**TASK OBJECTIVE**
Find each line containing the string "issues" and return it.

**EXERCISE INPUTS**
# # #

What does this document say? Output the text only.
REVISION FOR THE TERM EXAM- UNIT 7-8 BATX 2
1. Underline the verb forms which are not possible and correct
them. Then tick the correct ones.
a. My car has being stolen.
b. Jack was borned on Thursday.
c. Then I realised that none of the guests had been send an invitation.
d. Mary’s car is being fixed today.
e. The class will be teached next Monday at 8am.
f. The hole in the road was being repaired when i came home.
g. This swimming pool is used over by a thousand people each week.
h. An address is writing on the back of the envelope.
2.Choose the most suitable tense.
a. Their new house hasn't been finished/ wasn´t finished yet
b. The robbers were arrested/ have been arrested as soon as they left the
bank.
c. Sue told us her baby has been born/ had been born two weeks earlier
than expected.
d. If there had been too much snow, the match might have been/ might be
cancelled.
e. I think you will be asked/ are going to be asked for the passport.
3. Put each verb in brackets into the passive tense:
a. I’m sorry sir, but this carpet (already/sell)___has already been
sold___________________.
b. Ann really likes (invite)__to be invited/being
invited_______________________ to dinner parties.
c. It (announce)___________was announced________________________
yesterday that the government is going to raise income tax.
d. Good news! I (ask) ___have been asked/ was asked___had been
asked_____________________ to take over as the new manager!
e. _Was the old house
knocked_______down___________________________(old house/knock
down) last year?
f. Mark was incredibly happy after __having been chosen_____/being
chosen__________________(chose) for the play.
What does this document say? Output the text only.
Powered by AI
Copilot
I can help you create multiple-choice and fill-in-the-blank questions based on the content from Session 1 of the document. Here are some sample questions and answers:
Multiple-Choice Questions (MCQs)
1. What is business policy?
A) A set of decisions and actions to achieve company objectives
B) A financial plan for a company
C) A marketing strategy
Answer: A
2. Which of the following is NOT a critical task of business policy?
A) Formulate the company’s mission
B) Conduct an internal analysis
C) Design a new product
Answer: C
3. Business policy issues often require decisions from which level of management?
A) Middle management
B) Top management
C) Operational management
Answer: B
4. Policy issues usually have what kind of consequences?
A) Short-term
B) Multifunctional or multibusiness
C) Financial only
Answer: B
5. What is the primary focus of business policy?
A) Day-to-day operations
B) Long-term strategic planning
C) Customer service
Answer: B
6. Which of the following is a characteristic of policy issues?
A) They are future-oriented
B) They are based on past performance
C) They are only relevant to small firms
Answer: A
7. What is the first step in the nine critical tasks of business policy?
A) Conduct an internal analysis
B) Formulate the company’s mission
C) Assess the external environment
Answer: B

# # #

**THE ANSWER**
3. Business policy issues often require decisions from which level of management?
4. Policy issues usually have what kind of consequences?
6. Which of the following is a characteristic of policy issues?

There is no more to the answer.